## Teks Pilihan
LANGKAT, kaldera.id – Plt Bupati Langkat, Syah Afandin didampingi Sekdakab Langkat, Indra Salahudin mengikuti rapat kerja pencegahan tindak pidana korupsi dan evaluasi program strategis pemerintah daerah secara virtual dari Ruang Command Centre Kantor Bupati Langkat, Stabat, Senin (24/1/2022).
Raker ini bersama Menteri Dalam Negeri (Mendagri), Ketua Komisi Pemberantasan Korupsi (KPK) dan Kepala Lembaga Kebijakan Pengadaan Barang/Jasa Pemerintah (LKPP).
Usai mengikuti rapat kerja tersebut, Syah Afandin mengungkapkan, Mendagri, Tito Karnavian mendorong semua pemerintah daerah melakukan perbaikan sistem pemerintahan yang lebih transparan.
Salah satunya dengan digitalisasi diberbagai bidang. Sehingga mengurangi kontak fisik dan potensi tindak pidana korupsi.
“Perbaikan sistem perlu dilakukan. Perlu juga dilakukan kajian sistem politik pemerintah kita ke sistem yang lebih transaparan untuk mengurangi kontak fisik, di antaranya dengan digitalisasi di berbagai bidang,” kata Syah Afandin.
Mendagri juga menuturkan, beberapa kepala daerah yang terkena OTT di awal tahun 2022 ini harus menjadi perhatian semua pihak.
Sebab, selain berdampak pada individu yang bersangkutan, juga terhadap kepercayaan publik kepada kepala daerah secara umum.
“Saya yakin banyak sekali kepala daerah berprestasi dan berkinerja baik, namun akan terdampak oleh segelintir yang tersandung hukum,” ucap Plt Bupati mengulang kata Tito.
Bentuk tindak pidana korupsi yang paling banyak terjadi, dipaparkan Syah Afandin, terkait dengan pengadaan barang dan jasa. Kemudian disusul promosi mutasi jabatan lalu suap atau gratifikasi.
Selain itu, setidaknya ada tiga hal lainnya terkait sistem pemerintahan yang rawan terjadi tindak pidana korupsi.
Pertama, sistem politik. Sebab biaya politik yang tinggi untuk menjadi seorang kepala daerah menjadi penyebab tindakan korupsi demi menutupi hutang biaya politik.
“Jika kepala daerah terpilih lalu pemasukannya kurang atau tidak bisa menutupi biaya politik akhirnya terjadi korupsi untuk menutup biaya politik,” tuturnya.

## Cuplikan Data
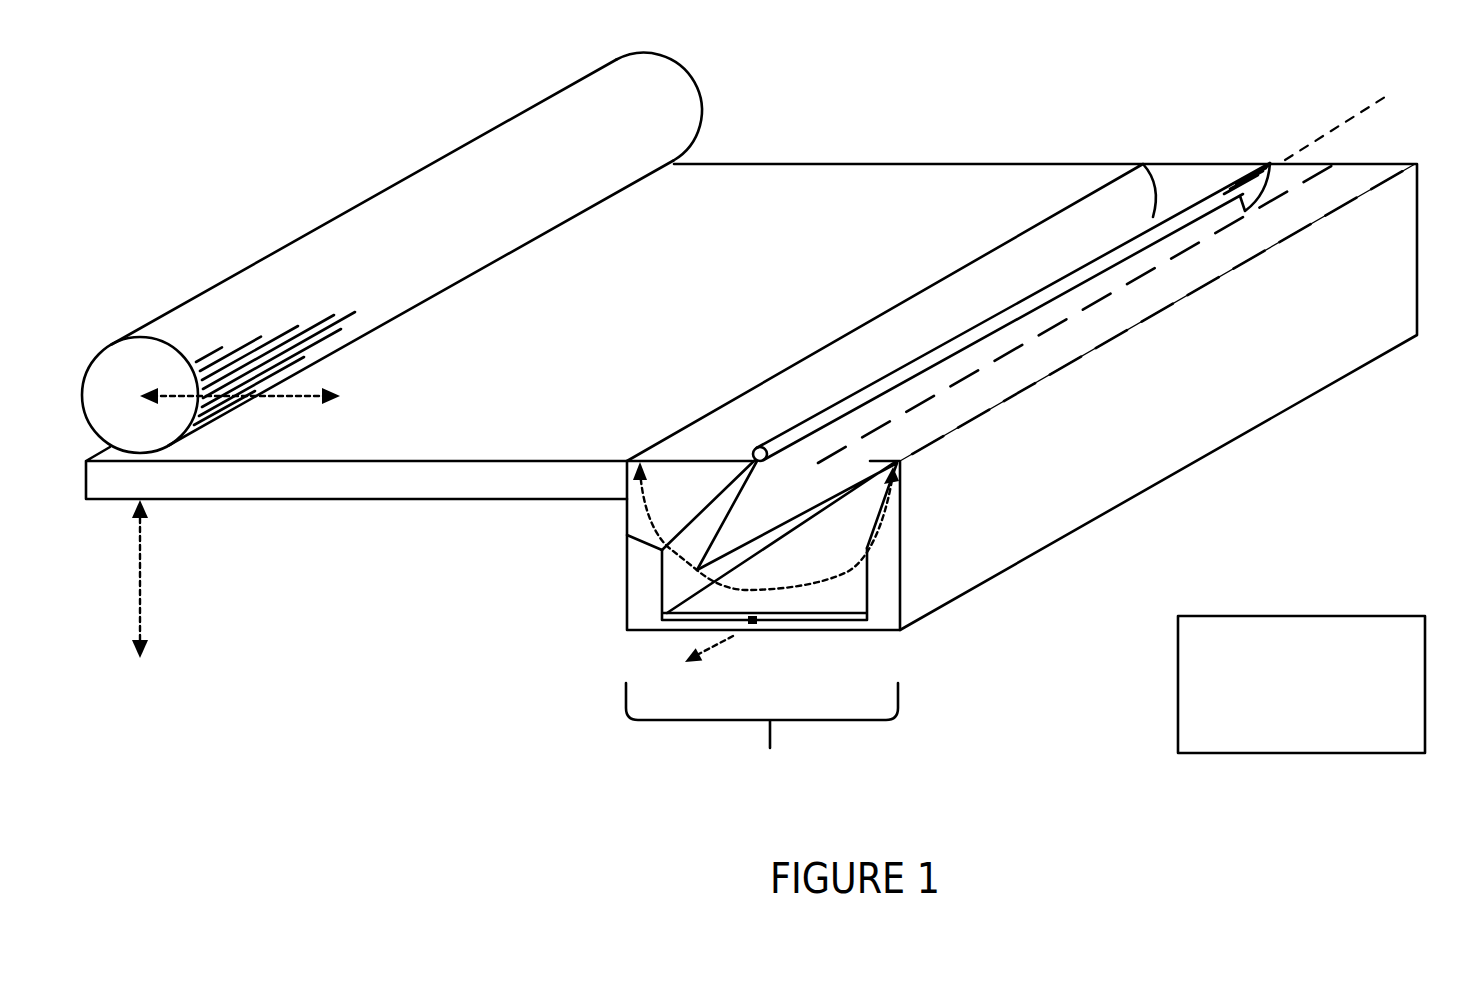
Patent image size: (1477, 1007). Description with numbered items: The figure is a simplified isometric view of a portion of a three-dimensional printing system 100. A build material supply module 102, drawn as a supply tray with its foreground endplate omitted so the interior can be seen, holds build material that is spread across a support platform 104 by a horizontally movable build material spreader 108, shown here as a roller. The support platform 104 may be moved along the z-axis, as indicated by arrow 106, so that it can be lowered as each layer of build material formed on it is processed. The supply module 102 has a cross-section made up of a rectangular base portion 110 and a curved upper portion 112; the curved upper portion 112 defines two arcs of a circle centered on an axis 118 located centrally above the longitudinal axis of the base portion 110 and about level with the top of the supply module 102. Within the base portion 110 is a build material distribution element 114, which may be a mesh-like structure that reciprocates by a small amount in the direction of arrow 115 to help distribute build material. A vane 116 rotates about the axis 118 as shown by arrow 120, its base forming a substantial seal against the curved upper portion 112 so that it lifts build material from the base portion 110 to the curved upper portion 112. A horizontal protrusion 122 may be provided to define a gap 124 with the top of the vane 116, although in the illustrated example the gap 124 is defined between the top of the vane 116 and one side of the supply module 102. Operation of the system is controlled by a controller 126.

The 3D printing system 100 is at (195, 108).
The build material supply module 102 is at (762, 732).
The support platform 104 is at (870, 164).
The arrow 106 is at (140, 588).
The build material spreader 108 is at (641, 73).
The rectangular base portion 110 is at (867, 585).
The curved upper portion 112 is at (1125, 207).
The build material distribution element 114 is at (710, 600).
The arrow 115 is at (722, 637).
The vane 116 is at (745, 486).
The axis 118 is at (1350, 120).
The arrow 120 is at (627, 537).
The horizontal protrusion 122 is at (1357, 175).
The gap 124 is at (1291, 172).
The controller 126 is at (1210, 614).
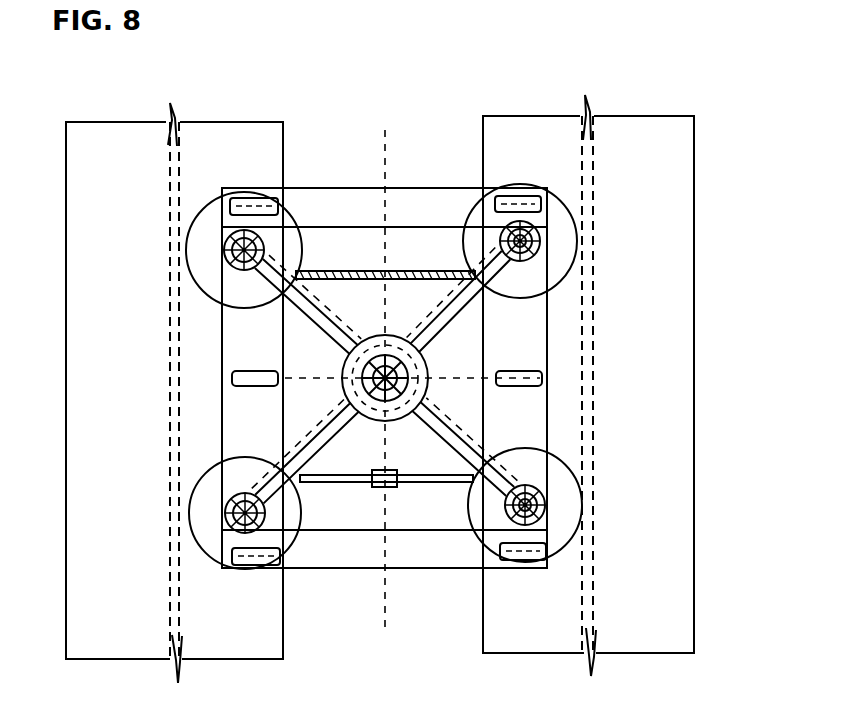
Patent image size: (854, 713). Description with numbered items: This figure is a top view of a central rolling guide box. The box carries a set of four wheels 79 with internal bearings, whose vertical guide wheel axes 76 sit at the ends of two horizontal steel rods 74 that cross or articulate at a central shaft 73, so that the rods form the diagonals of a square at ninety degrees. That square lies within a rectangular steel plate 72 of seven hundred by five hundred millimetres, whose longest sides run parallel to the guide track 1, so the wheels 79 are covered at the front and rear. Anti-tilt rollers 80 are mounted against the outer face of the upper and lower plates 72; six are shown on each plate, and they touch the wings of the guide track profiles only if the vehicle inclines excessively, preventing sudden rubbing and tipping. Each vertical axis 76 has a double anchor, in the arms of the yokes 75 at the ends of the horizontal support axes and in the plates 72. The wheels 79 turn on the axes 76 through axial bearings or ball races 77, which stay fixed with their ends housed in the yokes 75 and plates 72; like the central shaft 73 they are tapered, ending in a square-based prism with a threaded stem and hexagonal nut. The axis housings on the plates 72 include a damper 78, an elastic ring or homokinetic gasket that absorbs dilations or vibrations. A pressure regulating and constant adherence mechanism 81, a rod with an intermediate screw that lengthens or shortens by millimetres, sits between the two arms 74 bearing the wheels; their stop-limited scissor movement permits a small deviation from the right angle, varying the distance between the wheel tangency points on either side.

The guide track 1 is at (553, 115).
The rectangular steel plate 72 is at (320, 186).
The central shaft 73 is at (397, 340).
The horizontal steel rods 74 is at (452, 465).
The yokes 75 is at (483, 452).
The vertical guide wheel axes 76 is at (548, 505).
The axial bearings or ball races 77 is at (540, 250).
The damper 78 is at (535, 240).
The wheels 79 is at (565, 240).
The anti-tilt rollers 80 is at (540, 193).
The pressure regulating and constant adherence mechanism 81 is at (358, 287).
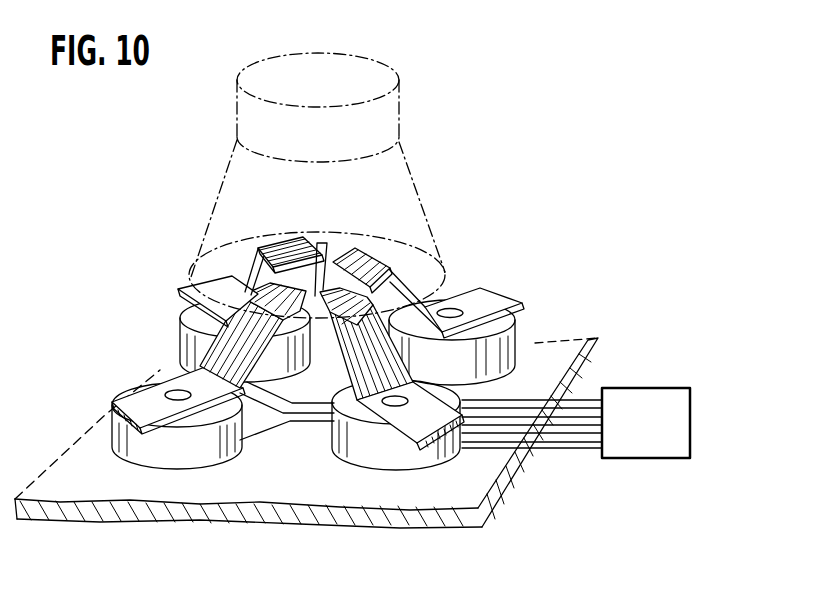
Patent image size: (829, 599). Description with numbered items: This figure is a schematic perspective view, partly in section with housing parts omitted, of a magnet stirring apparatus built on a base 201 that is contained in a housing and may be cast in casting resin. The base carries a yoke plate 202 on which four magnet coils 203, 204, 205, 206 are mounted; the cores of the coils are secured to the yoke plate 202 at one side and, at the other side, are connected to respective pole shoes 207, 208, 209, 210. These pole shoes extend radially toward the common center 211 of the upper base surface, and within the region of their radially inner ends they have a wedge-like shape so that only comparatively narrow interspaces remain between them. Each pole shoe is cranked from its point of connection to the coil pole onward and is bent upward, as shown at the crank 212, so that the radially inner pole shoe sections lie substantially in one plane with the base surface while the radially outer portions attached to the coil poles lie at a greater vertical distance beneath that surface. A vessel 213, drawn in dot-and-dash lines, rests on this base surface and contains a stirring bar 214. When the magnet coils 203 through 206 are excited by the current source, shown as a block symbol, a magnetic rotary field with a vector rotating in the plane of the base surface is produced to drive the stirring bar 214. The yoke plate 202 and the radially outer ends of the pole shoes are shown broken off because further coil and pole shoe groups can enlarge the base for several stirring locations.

## Petunjuk Tugas
1. Terjemahkan kalimat dari teks pilihan berikut ke dalam bahasa Inggris: "Raker ini bersama Menteri Dalam Negeri (Mendagri), Ketua Komisi Pemberantasan Korupsi (KPK) dan Kepala Lembaga Kebijakan Pengadaan Barang/Jasa Pemerintah (LKPP)."
2. Kembalikan tanpa perubahan sebagian baris data, bukan teks pilihan: mulailah pada baris yang memuat "Patent image size: (854, 713)." dan berhentilah setelah baris yang memuat "The axial bearings".

## Jawaban Tiap Tugas
1. This working meeting was held with the Minister of Home Affairs (Mendagri), the Chairman of the Corruption Eradication Commission (KPK), and the Head of the Government Goods/Services Procurement Policy Agency (LKPP).

2.
Patent image size: (854, 713). Description with numbered items: This figure is a top view of a central rolling guide box. The box carries a set of four wheels 79 with internal bearings, whose vertical guide wheel axes 76 sit at the ends of two horizontal steel rods 74 that cross or articulate at a central shaft 73, so that the rods form the diagonals of a square at ninety degrees. That square lies within a rectangular steel plate 72 of seven hundred by five hundred millimetres, whose longest sides run parallel to the guide track 1, so the wheels 79 are covered at the front and rear. Anti-tilt rollers 80 are mounted against the outer face of the upper and lower plates 72; six are shown on each plate, and they touch the wings of the guide track profiles only if the vehicle inclines excessively, preventing sudden rubbing and tipping. Each vertical axis 76 has a double anchor, in the arms of the yokes 75 at the ends of the horizontal support axes and in the plates 72. The wheels 79 turn on the axes 76 through axial bearings or ball races 77, which stay fixed with their ends housed in the yokes 75 and plates 72; like the central shaft 73 they are tapered, ending in a square-based prism with a threaded stem and hexagonal nut. The axis housings on the plates 72 include a damper 78, an elastic ring or homokinetic gasket that absorbs dilations or vibrations. A pressure regulating and constant adherence mechanism 81, a rod with an intermediate screw that lengthens or shortens by millimetres, sits between the two arms 74 bearing the wheels; their stop-limited scissor movement permits a small deviation from the right angle, varying the distance between the wheel tangency points on either side.

The guide track 1 is at (553, 115).
The rectangular steel plate 72 is at (320, 186).
The central shaft 73 is at (397, 340).
The horizontal steel rods 74 is at (452, 465).
The yokes 75 is at (483, 452).
The vertical guide wheel axes 76 is at (548, 505).
The axial bearings or ball races 77 is at (540, 250).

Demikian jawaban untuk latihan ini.